- [What needs to be done] Please output the lines shown below exactly as they appear.

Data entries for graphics
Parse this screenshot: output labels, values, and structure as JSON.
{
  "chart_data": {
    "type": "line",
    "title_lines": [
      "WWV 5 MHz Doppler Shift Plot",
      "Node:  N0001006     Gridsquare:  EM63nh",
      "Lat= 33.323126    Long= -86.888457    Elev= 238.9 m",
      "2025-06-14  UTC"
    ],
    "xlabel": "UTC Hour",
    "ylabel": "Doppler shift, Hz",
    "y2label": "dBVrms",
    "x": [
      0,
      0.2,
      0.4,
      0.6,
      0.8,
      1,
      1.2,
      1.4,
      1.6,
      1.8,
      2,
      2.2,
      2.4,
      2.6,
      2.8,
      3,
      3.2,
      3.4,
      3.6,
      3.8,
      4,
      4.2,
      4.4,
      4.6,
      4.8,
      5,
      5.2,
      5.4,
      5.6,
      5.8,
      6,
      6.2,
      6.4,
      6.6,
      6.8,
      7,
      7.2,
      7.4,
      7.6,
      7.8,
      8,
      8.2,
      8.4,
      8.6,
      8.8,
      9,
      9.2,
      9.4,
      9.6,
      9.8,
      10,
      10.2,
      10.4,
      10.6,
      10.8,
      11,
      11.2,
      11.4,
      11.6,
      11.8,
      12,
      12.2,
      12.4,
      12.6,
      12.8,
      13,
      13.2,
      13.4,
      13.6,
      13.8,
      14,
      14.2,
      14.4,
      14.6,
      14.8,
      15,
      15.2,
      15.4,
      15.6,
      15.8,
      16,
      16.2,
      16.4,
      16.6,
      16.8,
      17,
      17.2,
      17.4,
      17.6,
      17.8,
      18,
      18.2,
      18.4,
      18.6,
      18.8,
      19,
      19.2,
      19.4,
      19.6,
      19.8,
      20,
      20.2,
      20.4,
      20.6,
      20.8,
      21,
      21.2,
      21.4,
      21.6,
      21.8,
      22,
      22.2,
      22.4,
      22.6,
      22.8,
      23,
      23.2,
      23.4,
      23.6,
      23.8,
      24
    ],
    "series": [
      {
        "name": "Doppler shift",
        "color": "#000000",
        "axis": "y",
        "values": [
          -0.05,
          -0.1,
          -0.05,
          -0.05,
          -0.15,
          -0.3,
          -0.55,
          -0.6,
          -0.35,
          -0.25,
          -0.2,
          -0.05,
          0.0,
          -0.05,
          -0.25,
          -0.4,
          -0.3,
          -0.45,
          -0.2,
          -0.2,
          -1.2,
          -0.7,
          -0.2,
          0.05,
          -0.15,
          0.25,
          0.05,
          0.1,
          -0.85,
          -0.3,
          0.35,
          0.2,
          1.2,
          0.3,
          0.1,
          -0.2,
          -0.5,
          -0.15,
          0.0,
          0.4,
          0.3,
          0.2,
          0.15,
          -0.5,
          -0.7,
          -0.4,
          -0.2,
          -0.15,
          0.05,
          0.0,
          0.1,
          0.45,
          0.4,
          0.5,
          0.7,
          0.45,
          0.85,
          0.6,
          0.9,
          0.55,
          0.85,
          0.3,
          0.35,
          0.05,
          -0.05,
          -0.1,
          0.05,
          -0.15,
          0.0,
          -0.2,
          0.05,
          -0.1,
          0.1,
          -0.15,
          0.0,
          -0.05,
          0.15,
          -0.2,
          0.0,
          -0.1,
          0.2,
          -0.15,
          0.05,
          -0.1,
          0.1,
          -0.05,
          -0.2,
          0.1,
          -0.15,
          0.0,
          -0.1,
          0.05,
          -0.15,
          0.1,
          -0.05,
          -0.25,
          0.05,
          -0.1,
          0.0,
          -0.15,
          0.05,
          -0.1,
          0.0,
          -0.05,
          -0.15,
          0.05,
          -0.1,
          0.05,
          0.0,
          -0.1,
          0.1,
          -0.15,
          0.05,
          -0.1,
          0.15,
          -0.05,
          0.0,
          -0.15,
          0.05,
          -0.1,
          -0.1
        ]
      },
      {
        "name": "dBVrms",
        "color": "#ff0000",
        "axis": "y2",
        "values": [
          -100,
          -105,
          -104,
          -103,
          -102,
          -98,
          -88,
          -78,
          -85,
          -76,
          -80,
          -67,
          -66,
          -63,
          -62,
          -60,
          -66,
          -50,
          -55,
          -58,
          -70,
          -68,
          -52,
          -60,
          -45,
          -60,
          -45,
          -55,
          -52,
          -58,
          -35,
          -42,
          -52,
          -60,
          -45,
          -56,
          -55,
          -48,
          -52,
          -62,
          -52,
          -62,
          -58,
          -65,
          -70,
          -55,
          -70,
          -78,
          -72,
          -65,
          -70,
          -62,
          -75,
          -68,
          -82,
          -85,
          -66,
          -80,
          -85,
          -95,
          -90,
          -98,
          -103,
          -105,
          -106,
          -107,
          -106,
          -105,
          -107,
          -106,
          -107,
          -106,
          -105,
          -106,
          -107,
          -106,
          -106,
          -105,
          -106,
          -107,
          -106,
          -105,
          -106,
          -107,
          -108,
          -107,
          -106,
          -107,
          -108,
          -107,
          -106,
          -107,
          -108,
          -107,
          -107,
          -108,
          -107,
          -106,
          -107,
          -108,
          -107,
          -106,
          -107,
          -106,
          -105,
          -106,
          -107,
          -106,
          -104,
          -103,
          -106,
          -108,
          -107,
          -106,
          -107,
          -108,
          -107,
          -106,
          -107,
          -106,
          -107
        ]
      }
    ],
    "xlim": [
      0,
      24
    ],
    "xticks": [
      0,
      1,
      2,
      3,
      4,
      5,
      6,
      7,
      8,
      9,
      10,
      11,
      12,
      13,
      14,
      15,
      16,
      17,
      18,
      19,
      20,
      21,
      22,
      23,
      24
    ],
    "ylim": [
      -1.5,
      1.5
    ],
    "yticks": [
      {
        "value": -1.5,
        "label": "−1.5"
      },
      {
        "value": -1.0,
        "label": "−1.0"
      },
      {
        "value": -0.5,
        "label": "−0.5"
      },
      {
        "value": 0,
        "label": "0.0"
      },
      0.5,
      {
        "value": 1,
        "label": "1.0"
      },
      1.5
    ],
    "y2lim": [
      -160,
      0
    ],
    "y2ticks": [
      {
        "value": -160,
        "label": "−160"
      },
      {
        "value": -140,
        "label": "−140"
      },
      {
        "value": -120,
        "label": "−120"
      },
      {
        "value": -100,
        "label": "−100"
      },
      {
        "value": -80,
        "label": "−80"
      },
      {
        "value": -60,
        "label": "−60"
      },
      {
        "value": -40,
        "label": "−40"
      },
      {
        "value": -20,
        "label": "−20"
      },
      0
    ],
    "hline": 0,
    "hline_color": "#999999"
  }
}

- [Answer below]
Parse this screenshot: output labels, values, and structure as JSON.
{
  "chart_data": {
    "type": "line",
    "title_lines": [
      "WWV 5 MHz Doppler Shift Plot",
      "Node:  N0001006     Gridsquare:  EM63nh",
      "Lat= 33.323126    Long= -86.888457    Elev= 238.9 m",
      "2025-06-14  UTC"
    ],
    "xlabel": "UTC Hour",
    "ylabel": "Doppler shift, Hz",
    "y2label": "dBVrms",
    "x": [
      0,
      0.2,
      0.4,
      0.6,
      0.8,
      1,
      1.2,
      1.4,
      1.6,
      1.8,
      2,
      2.2,
      2.4,
      2.6,
      2.8,
      3,
      3.2,
      3.4,
      3.6,
      3.8,
      4,
      4.2,
      4.4,
      4.6,
      4.8,
      5,
      5.2,
      5.4,
      5.6,
      5.8,
      6,
      6.2,
      6.4,
      6.6,
      6.8,
      7,
      7.2,
      7.4,
      7.6,
      7.8,
      8,
      8.2,
      8.4,
      8.6,
      8.8,
      9,
      9.2,
      9.4,
      9.6,
      9.8,
      10,
      10.2,
      10.4,
      10.6,
      10.8,
      11,
      11.2,
      11.4,
      11.6,
      11.8,
      12,
      12.2,
      12.4,
      12.6,
      12.8,
      13,
      13.2,
      13.4,
      13.6,
      13.8,
      14,
      14.2,
      14.4,
      14.6,
      14.8,
      15,
      15.2,
      15.4,
      15.6,
      15.8,
      16,
      16.2,
      16.4,
      16.6,
      16.8,
      17,
      17.2,
      17.4,
      17.6,
      17.8,
      18,
      18.2,
      18.4,
      18.6,
      18.8,
      19,
      19.2,
      19.4,
      19.6,
      19.8,
      20,
      20.2,
      20.4,
      20.6,
      20.8,
      21,
      21.2,
      21.4,
      21.6,
      21.8,
      22,
      22.2,
      22.4,
      22.6,
      22.8,
      23,
      23.2,
      23.4,
      23.6,
      23.8,
      24
    ],
    "series": [
      {
        "name": "Doppler shift",
        "color": "#000000",
        "axis": "y",
        "values": [
          -0.05,
          -0.1,
          -0.05,
          -0.05,
          -0.15,
          -0.3,
          -0.55,
          -0.6,
          -0.35,
          -0.25,
          -0.2,
          -0.05,
          0.0,
          -0.05,
          -0.25,
          -0.4,
          -0.3,
          -0.45,
          -0.2,
          -0.2,
          -1.2,
          -0.7,
          -0.2,
          0.05,
          -0.15,
          0.25,
          0.05,
          0.1,
          -0.85,
          -0.3,
          0.35,
          0.2,
          1.2,
          0.3,
          0.1,
          -0.2,
          -0.5,
          -0.15,
          0.0,
          0.4,
          0.3,
          0.2,
          0.15,
          -0.5,
          -0.7,
          -0.4,
          -0.2,
          -0.15,
          0.05,
          0.0,
          0.1,
          0.45,
          0.4,
          0.5,
          0.7,
          0.45,
          0.85,
          0.6,
          0.9,
          0.55,
          0.85,
          0.3,
          0.35,
          0.05,
          -0.05,
          -0.1,
          0.05,
          -0.15,
          0.0,
          -0.2,
          0.05,
          -0.1,
          0.1,
          -0.15,
          0.0,
          -0.05,
          0.15,
          -0.2,
          0.0,
          -0.1,
          0.2,
          -0.15,
          0.05,
          -0.1,
          0.1,
          -0.05,
          -0.2,
          0.1,
          -0.15,
          0.0,
          -0.1,
          0.05,
          -0.15,
          0.1,
          -0.05,
          -0.25,
          0.05,
          -0.1,
          0.0,
          -0.15,
          0.05,
          -0.1,
          0.0,
          -0.05,
          -0.15,
          0.05,
          -0.1,
          0.05,
          0.0,
          -0.1,
          0.1,
          -0.15,
          0.05,
          -0.1,
          0.15,
          -0.05,
          0.0,
          -0.15,
          0.05,
          -0.1,
          -0.1
        ]
      },
      {
        "name": "dBVrms",
        "color": "#ff0000",
        "axis": "y2",
        "values": [
          -100,
          -105,
          -104,
          -103,
          -102,
          -98,
          -88,
          -78,
          -85,
          -76,
          -80,
          -67,
          -66,
          -63,
          -62,
          -60,
          -66,
          -50,
          -55,
          -58,
          -70,
          -68,
          -52,
          -60,
          -45,
          -60,
          -45,
          -55,
          -52,
          -58,
          -35,
          -42,
          -52,
          -60,
          -45,
          -56,
          -55,
          -48,
          -52,
          -62,
          -52,
          -62,
          -58,
          -65,
          -70,
          -55,
          -70,
          -78,
          -72,
          -65,
          -70,
          -62,
          -75,
          -68,
          -82,
          -85,
          -66,
          -80,
          -85,
          -95,
          -90,
          -98,
          -103,
          -105,
          -106,
          -107,
          -106,
          -105,
          -107,
          -106,
          -107,
          -106,
          -105,
          -106,
          -107,
          -106,
          -106,
          -105,
          -106,
          -107,
          -106,
          -105,
          -106,
          -107,
          -108,
          -107,
          -106,
          -107,
          -108,
          -107,
          -106,
          -107,
          -108,
          -107,
          -107,
          -108,
          -107,
          -106,
          -107,
          -108,
          -107,
          -106,
          -107,
          -106,
          -105,
          -106,
          -107,
          -106,
          -104,
          -103,
          -106,
          -108,
          -107,
          -106,
          -107,
          -108,
          -107,
          -106,
          -107,
          -106,
          -107
        ]
      }
    ],
    "xlim": [
      0,
      24
    ],
    "xticks": [
      0,
      1,
      2,
      3,
      4,
      5,
      6,
      7,
      8,
      9,
      10,
      11,
      12,
      13,
      14,
      15,
      16,
      17,
      18,
      19,
      20,
      21,
      22,
      23,
      24
    ],
    "ylim": [
      -1.5,
      1.5
    ],
    "yticks": [
      {
        "value": -1.5,
        "label": "−1.5"
      },
      {
        "value": -1.0,
        "label": "−1.0"
      },
      {
        "value": -0.5,
        "label": "−0.5"
      },
      {
        "value": 0,
        "label": "0.0"
      },
      0.5,
      {
        "value": 1,
        "label": "1.0"
      },
      1.5
    ],
    "y2lim": [
      -160,
      0
    ],
    "y2ticks": [
      {
        "value": -160,
        "label": "−160"
      },
      {
        "value": -140,
        "label": "−140"
      },
      {
        "value": -120,
        "label": "−120"
      },
      {
        "value": -100,
        "label": "−100"
      },
      {
        "value": -80,
        "label": "−80"
      },
      {
        "value": -60,
        "label": "−60"
      },
      {
        "value": -40,
        "label": "−40"
      },
      {
        "value": -20,
        "label": "−20"
      },
      0
    ],
    "hline": 0,
    "hline_color": "#999999"
  }
}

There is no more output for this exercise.